What to work on - Reproduce the entries word for word, from the very start through the line that contains "The U-shaped protective". Leave the pictures out of your answer.

Input rows -
►

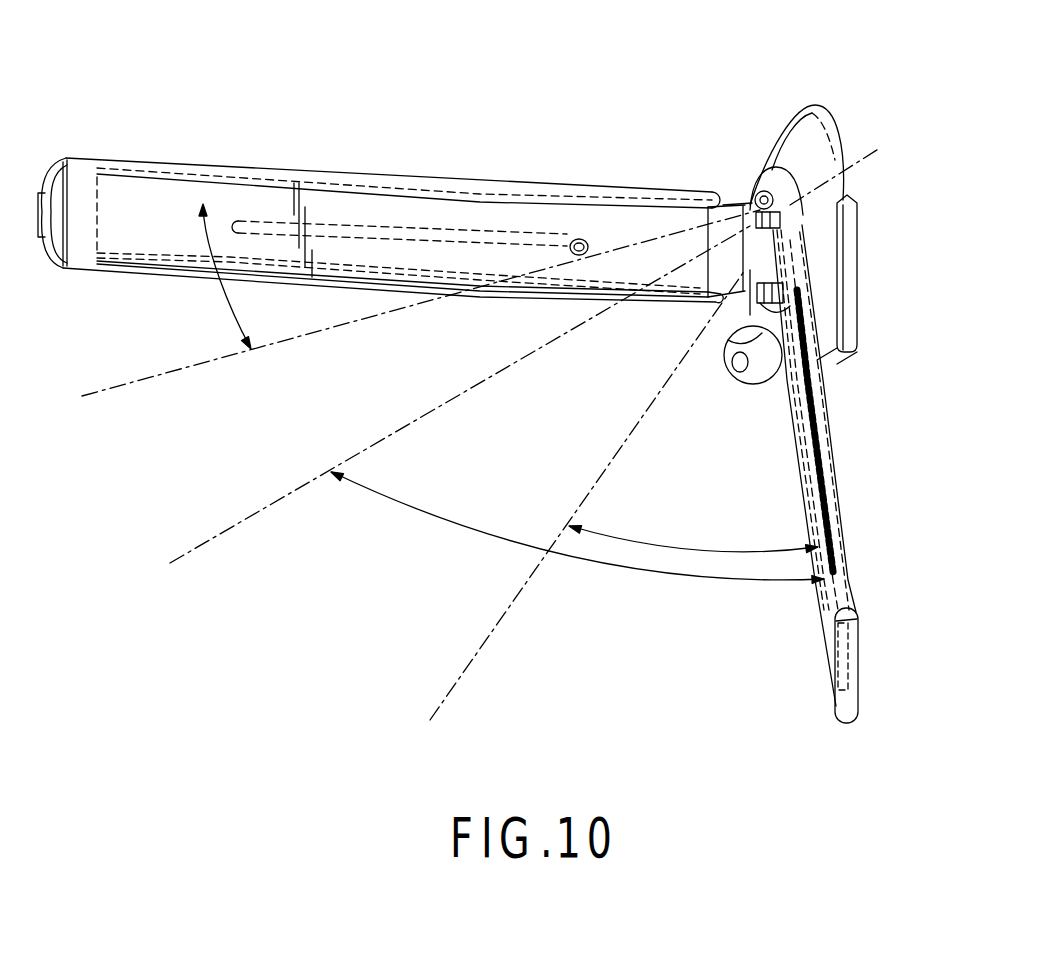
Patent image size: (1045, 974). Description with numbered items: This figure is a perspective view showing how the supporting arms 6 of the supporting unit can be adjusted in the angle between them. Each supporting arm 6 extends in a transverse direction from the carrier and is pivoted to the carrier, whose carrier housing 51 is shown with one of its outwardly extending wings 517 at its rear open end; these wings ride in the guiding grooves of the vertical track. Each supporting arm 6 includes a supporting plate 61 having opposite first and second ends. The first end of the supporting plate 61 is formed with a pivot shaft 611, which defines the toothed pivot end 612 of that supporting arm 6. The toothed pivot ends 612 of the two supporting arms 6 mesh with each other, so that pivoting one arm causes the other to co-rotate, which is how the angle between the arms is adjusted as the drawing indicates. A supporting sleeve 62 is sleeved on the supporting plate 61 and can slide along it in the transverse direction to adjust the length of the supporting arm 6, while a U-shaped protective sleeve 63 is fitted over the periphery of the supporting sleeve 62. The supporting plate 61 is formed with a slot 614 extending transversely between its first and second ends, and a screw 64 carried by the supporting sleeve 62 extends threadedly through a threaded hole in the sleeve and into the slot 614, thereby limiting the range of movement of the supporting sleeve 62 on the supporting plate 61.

The supporting arm 6 is at (447, 157).
The supporting sleeve 62 is at (160, 230).
The U-shaped protective sleeve 63 is at (270, 172).
The slot 614 is at (360, 226).
The screw 64 is at (580, 239).
The carrier housing 51 is at (797, 137).
The supporting plate 61 is at (750, 207).
The pivot shaft 611 is at (800, 232).
The toothed pivot end 612 is at (770, 224).
The wing 517 is at (852, 322).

◄

Solved problem -
Patent image size: (1045, 974). Description with numbered items: This figure is a perspective view showing how the supporting arms 6 of the supporting unit can be adjusted in the angle between them. Each supporting arm 6 extends in a transverse direction from the carrier and is pivoted to the carrier, whose carrier housing 51 is shown with one of its outwardly extending wings 517 at its rear open end; these wings ride in the guiding grooves of the vertical track. Each supporting arm 6 includes a supporting plate 61 having opposite first and second ends. The first end of the supporting plate 61 is formed with a pivot shaft 611, which defines the toothed pivot end 612 of that supporting arm 6. The toothed pivot ends 612 of the two supporting arms 6 mesh with each other, so that pivoting one arm causes the other to co-rotate, which is how the angle between the arms is adjusted as the drawing indicates. A supporting sleeve 62 is sleeved on the supporting plate 61 and can slide along it in the transverse direction to adjust the length of the supporting arm 6, while a U-shaped protective sleeve 63 is fitted over the periphery of the supporting sleeve 62. The supporting plate 61 is formed with a slot 614 extending transversely between its first and second ends, and a screw 64 carried by the supporting sleeve 62 extends threadedly through a threaded hole in the sleeve and into the slot 614, thereby limiting the range of movement of the supporting sleeve 62 on the supporting plate 61.

The supporting arm 6 is at (447, 157).
The supporting sleeve 62 is at (160, 230).
The U-shaped protective sleeve 63 is at (270, 172).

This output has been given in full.